## Exercise objective
Restate the whole of the material. Keep every word, and drop the pictures.

## Data to process

+--

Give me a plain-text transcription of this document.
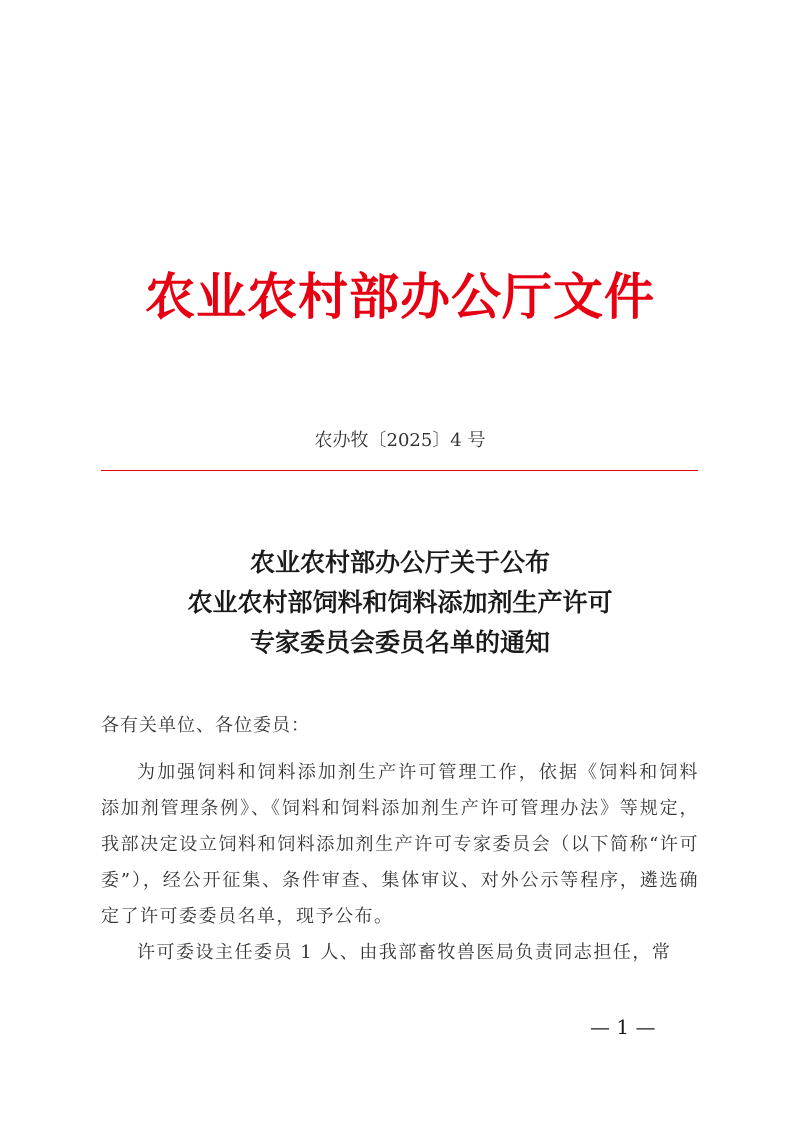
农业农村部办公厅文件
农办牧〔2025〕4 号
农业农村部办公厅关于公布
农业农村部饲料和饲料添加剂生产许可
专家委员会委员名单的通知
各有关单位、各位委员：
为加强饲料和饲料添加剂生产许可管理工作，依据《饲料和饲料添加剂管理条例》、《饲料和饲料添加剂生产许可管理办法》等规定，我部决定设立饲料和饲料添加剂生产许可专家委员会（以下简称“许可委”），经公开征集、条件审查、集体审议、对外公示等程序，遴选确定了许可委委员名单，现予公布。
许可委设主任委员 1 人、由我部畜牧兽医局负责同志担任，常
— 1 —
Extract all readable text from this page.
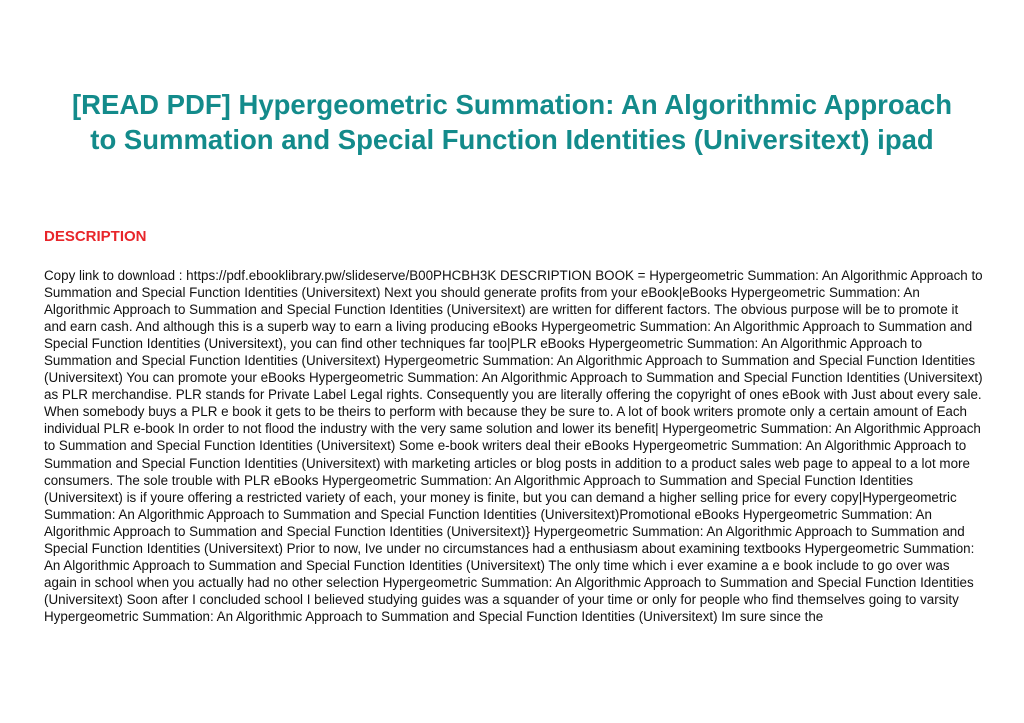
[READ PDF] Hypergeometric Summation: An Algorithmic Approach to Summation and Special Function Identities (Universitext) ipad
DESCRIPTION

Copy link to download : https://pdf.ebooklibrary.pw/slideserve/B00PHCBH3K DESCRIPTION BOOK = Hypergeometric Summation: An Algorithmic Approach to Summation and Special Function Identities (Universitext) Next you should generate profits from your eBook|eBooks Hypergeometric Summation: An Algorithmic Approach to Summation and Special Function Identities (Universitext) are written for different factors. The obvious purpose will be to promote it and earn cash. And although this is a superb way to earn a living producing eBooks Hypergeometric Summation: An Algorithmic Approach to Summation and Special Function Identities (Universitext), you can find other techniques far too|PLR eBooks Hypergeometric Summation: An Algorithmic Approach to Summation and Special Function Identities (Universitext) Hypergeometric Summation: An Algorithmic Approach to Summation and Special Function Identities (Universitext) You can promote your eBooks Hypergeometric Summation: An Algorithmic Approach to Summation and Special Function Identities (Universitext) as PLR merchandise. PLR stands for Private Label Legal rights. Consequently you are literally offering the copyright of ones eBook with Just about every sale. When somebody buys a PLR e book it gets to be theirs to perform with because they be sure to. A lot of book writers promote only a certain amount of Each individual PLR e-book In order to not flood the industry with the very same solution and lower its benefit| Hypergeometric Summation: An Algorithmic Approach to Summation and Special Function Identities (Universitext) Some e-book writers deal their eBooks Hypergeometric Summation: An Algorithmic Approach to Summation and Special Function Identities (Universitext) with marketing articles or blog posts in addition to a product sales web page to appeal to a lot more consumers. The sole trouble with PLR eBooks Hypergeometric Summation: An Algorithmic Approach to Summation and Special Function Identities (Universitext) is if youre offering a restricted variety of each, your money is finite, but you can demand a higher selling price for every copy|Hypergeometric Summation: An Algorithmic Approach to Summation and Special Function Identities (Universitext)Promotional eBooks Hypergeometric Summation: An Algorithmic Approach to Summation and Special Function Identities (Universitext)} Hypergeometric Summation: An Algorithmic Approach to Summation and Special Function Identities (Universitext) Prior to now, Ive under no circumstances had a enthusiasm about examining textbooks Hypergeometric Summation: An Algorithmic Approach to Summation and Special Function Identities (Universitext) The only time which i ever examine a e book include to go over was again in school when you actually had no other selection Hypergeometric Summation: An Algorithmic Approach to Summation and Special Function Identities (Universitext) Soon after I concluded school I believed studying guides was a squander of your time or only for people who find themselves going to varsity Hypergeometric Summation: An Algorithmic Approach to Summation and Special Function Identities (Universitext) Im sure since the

+--

## Full answer
Give me a plain-text transcription of this document.
农业农村部办公厅文件
农办牧〔2025〕4 号
农业农村部办公厅关于公布
农业农村部饲料和饲料添加剂生产许可
专家委员会委员名单的通知
各有关单位、各位委员：
为加强饲料和饲料添加剂生产许可管理工作，依据《饲料和饲料添加剂管理条例》、《饲料和饲料添加剂生产许可管理办法》等规定，我部决定设立饲料和饲料添加剂生产许可专家委员会（以下简称“许可委”），经公开征集、条件审查、集体审议、对外公示等程序，遴选确定了许可委委员名单，现予公布。
许可委设主任委员 1 人、由我部畜牧兽医局负责同志担任，常
— 1 —
Extract all readable text from this page.
[READ PDF] Hypergeometric Summation: An Algorithmic Approach to Summation and Special Function Identities (Universitext) ipad
DESCRIPTION

Copy link to download : https://pdf.ebooklibrary.pw/slideserve/B00PHCBH3K DESCRIPTION BOOK = Hypergeometric Summation: An Algorithmic Approach to Summation and Special Function Identities (Universitext) Next you should generate profits from your eBook|eBooks Hypergeometric Summation: An Algorithmic Approach to Summation and Special Function Identities (Universitext) are written for different factors. The obvious purpose will be to promote it and earn cash. And although this is a superb way to earn a living producing eBooks Hypergeometric Summation: An Algorithmic Approach to Summation and Special Function Identities (Universitext), you can find other techniques far too|PLR eBooks Hypergeometric Summation: An Algorithmic Approach to Summation and Special Function Identities (Universitext) Hypergeometric Summation: An Algorithmic Approach to Summation and Special Function Identities (Universitext) You can promote your eBooks Hypergeometric Summation: An Algorithmic Approach to Summation and Special Function Identities (Universitext) as PLR merchandise. PLR stands for Private Label Legal rights. Consequently you are literally offering the copyright of ones eBook with Just about every sale. When somebody buys a PLR e book it gets to be theirs to perform with because they be sure to. A lot of book writers promote only a certain amount of Each individual PLR e-book In order to not flood the industry with the very same solution and lower its benefit| Hypergeometric Summation: An Algorithmic Approach to Summation and Special Function Identities (Universitext) Some e-book writers deal their eBooks Hypergeometric Summation: An Algorithmic Approach to Summation and Special Function Identities (Universitext) with marketing articles or blog posts in addition to a product sales web page to appeal to a lot more consumers. The sole trouble with PLR eBooks Hypergeometric Summation: An Algorithmic Approach to Summation and Special Function Identities (Universitext) is if youre offering a restricted variety of each, your money is finite, but you can demand a higher selling price for every copy|Hypergeometric Summation: An Algorithmic Approach to Summation and Special Function Identities (Universitext)Promotional eBooks Hypergeometric Summation: An Algorithmic Approach to Summation and Special Function Identities (Universitext)} Hypergeometric Summation: An Algorithmic Approach to Summation and Special Function Identities (Universitext) Prior to now, Ive under no circumstances had a enthusiasm about examining textbooks Hypergeometric Summation: An Algorithmic Approach to Summation and Special Function Identities (Universitext) The only time which i ever examine a e book include to go over was again in school when you actually had no other selection Hypergeometric Summation: An Algorithmic Approach to Summation and Special Function Identities (Universitext) Soon after I concluded school I believed studying guides was a squander of your time or only for people who find themselves going to varsity Hypergeometric Summation: An Algorithmic Approach to Summation and Special Function Identities (Universitext) Im sure since the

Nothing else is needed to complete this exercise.